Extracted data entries
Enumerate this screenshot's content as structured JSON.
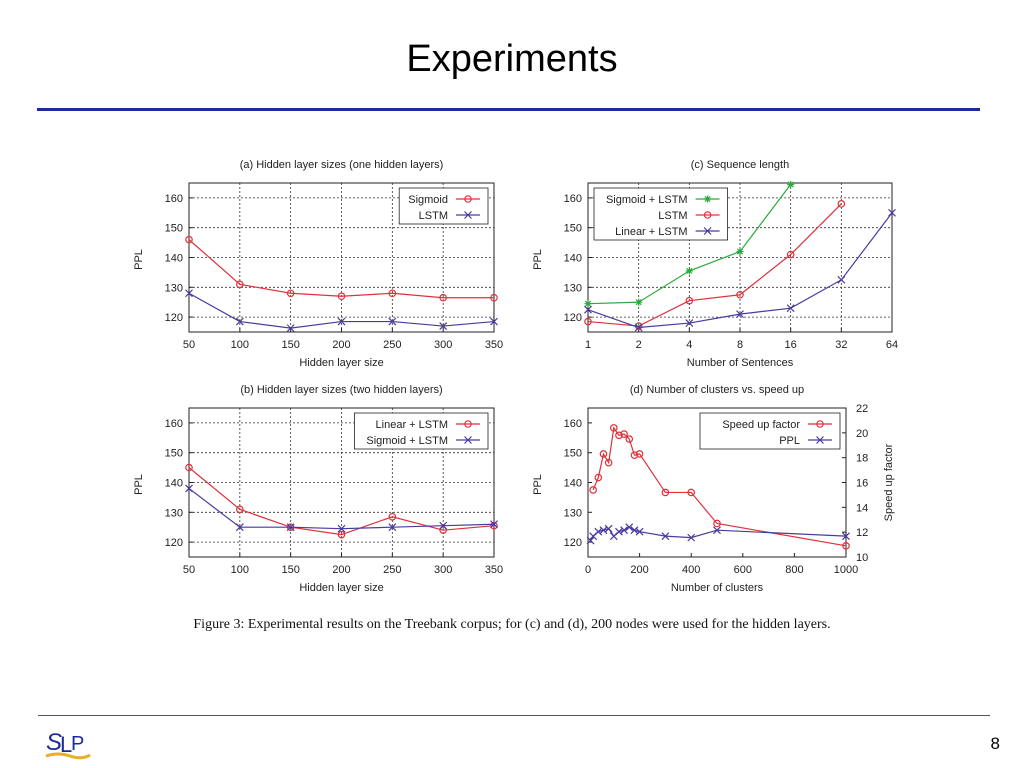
{
  "slide": {
    "title": "Experiments",
    "caption": "Figure 3: Experimental results on the Treebank corpus; for (c) and (d), 200 nodes were used for the hidden layers.",
    "page_number": "8",
    "logo_text": "SLP"
  },
  "chart_data": [
    {
      "id": "a",
      "type": "line",
      "title": "(a) Hidden layer sizes (one hidden layers)",
      "xlabel": "Hidden layer size",
      "ylabel": "PPL",
      "xscale": "linear",
      "xlim": [
        50,
        350
      ],
      "ylim": [
        115,
        165
      ],
      "xticks": [
        50,
        100,
        150,
        200,
        250,
        300,
        350
      ],
      "yticks": [
        120,
        130,
        140,
        150,
        160
      ],
      "grid": true,
      "legend_position": "top-right",
      "series": [
        {
          "name": "Sigmoid",
          "color": "#e0303a",
          "marker": "circle",
          "x": [
            50,
            100,
            150,
            200,
            250,
            300,
            350
          ],
          "y": [
            146,
            131,
            128,
            127,
            128,
            126.5,
            126.5
          ]
        },
        {
          "name": "LSTM",
          "color": "#4a3aa0",
          "marker": "x",
          "x": [
            50,
            100,
            150,
            200,
            250,
            300,
            350
          ],
          "y": [
            128,
            118.5,
            116.3,
            118.5,
            118.5,
            117,
            118.5
          ]
        }
      ]
    },
    {
      "id": "c",
      "type": "line",
      "title": "(c) Sequence length",
      "xlabel": "Number of Sentences",
      "ylabel": "PPL",
      "xscale": "log2",
      "xlim": [
        1,
        64
      ],
      "ylim": [
        115,
        165
      ],
      "xticks": [
        1,
        2,
        4,
        8,
        16,
        32,
        64
      ],
      "yticks": [
        120,
        130,
        140,
        150,
        160
      ],
      "grid": true,
      "legend_position": "top-left",
      "series": [
        {
          "name": "Sigmoid + LSTM",
          "color": "#2aaa3a",
          "marker": "star",
          "x": [
            1,
            2,
            4,
            8,
            16
          ],
          "y": [
            124.5,
            125,
            135.5,
            142,
            164.5
          ]
        },
        {
          "name": "LSTM",
          "color": "#e0303a",
          "marker": "circle",
          "x": [
            1,
            2,
            4,
            8,
            16,
            32
          ],
          "y": [
            118.5,
            117,
            125.5,
            127.5,
            141,
            158
          ]
        },
        {
          "name": "Linear + LSTM",
          "color": "#4a3aa0",
          "marker": "x",
          "x": [
            1,
            2,
            4,
            8,
            16,
            32,
            64
          ],
          "y": [
            122.5,
            116.5,
            118,
            121,
            123,
            132.5,
            155
          ]
        }
      ]
    },
    {
      "id": "b",
      "type": "line",
      "title": "(b) Hidden layer sizes (two hidden layers)",
      "xlabel": "Hidden layer size",
      "ylabel": "PPL",
      "xscale": "linear",
      "xlim": [
        50,
        350
      ],
      "ylim": [
        115,
        165
      ],
      "xticks": [
        50,
        100,
        150,
        200,
        250,
        300,
        350
      ],
      "yticks": [
        120,
        130,
        140,
        150,
        160
      ],
      "grid": true,
      "legend_position": "top-right",
      "series": [
        {
          "name": "Linear + LSTM",
          "color": "#e0303a",
          "marker": "circle",
          "x": [
            50,
            100,
            150,
            200,
            250,
            300,
            350
          ],
          "y": [
            145,
            131,
            125,
            122.5,
            128.5,
            124,
            125.5
          ]
        },
        {
          "name": "Sigmoid + LSTM",
          "color": "#4a3aa0",
          "marker": "x",
          "x": [
            50,
            100,
            150,
            200,
            250,
            300,
            350
          ],
          "y": [
            138,
            125,
            125,
            124.5,
            125,
            125.5,
            126
          ]
        }
      ]
    },
    {
      "id": "d",
      "type": "line",
      "title": "(d) Number of clusters vs. speed up",
      "xlabel": "Number of clusters",
      "ylabel": "PPL",
      "y2label": "Speed up factor",
      "xscale": "linear",
      "xlim": [
        0,
        1000
      ],
      "ylim": [
        115,
        165
      ],
      "y2lim": [
        10,
        22
      ],
      "xticks": [
        0,
        200,
        400,
        600,
        800,
        1000
      ],
      "yticks": [
        120,
        130,
        140,
        150,
        160
      ],
      "y2ticks": [
        10,
        12,
        14,
        16,
        18,
        20,
        22
      ],
      "grid": false,
      "legend_position": "top-right",
      "series": [
        {
          "name": "Speed up factor",
          "color": "#e0303a",
          "marker": "circle",
          "axis": "y2",
          "x": [
            20,
            40,
            60,
            80,
            100,
            120,
            140,
            160,
            180,
            200,
            300,
            400,
            500,
            1000
          ],
          "y": [
            15.4,
            16.4,
            18.3,
            17.6,
            20.4,
            19.8,
            19.9,
            19.5,
            18.2,
            18.3,
            15.2,
            15.2,
            12.7,
            10.9
          ]
        },
        {
          "name": "PPL",
          "color": "#4a3aa0",
          "marker": "x",
          "axis": "y",
          "x": [
            10,
            20,
            40,
            60,
            80,
            100,
            120,
            140,
            160,
            180,
            200,
            300,
            400,
            500,
            1000
          ],
          "y": [
            120.5,
            122,
            123.5,
            124,
            124.5,
            122,
            123.5,
            124,
            125,
            124,
            123.5,
            122,
            121.5,
            124,
            122
          ]
        }
      ]
    }
  ]
}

## What the exercise asks
State how many lines of the records above contain the word "sizes", and give only that number.

## Solution to the exercise
2